# EXTRACTED RECORDS start

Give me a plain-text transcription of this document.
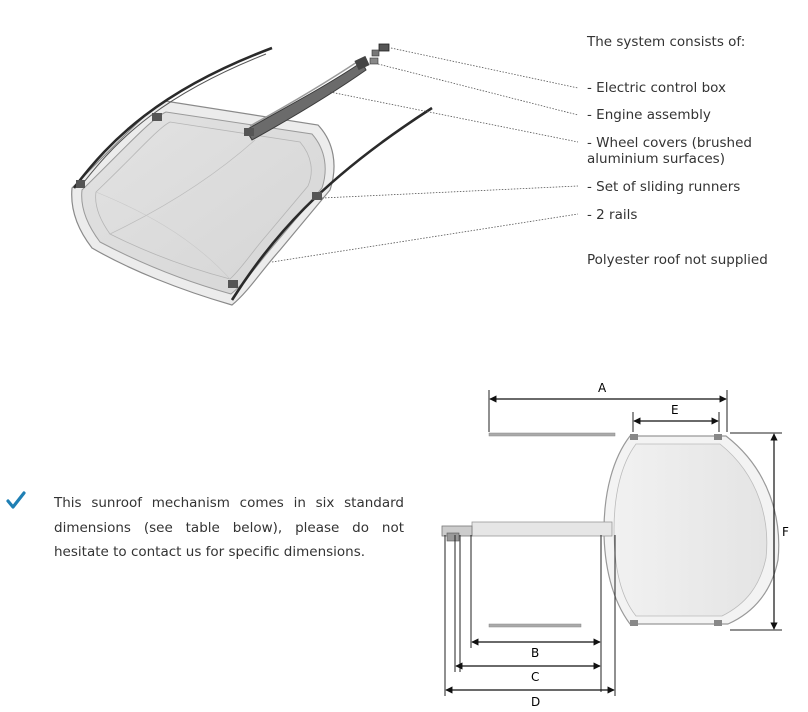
A
E
B
C
D
F
The system consists of:
- Electric control box
- Engine assembly
- Wheel covers (brushed
aluminium surfaces)
- Set of sliding runners
- 2 rails
Polyester roof not supplied
This sunroof mechanism comes in six standard dimensions (see table below), please do not hesitate to contact us for specific dimensions.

# EXTRACTED RECORDS end

**AIM:** Reproduce the whole listing above word for word, but not its pictures.

**TASK OUTPUT:**
Give me a plain-text transcription of this document.
A
E
B
C
D
F
The system consists of:
- Electric control box
- Engine assembly
- Wheel covers (brushed
aluminium surfaces)
- Set of sliding runners
- 2 rails
Polyester roof not supplied
This sunroof mechanism comes in six standard dimensions (see table below), please do not hesitate to contact us for specific dimensions.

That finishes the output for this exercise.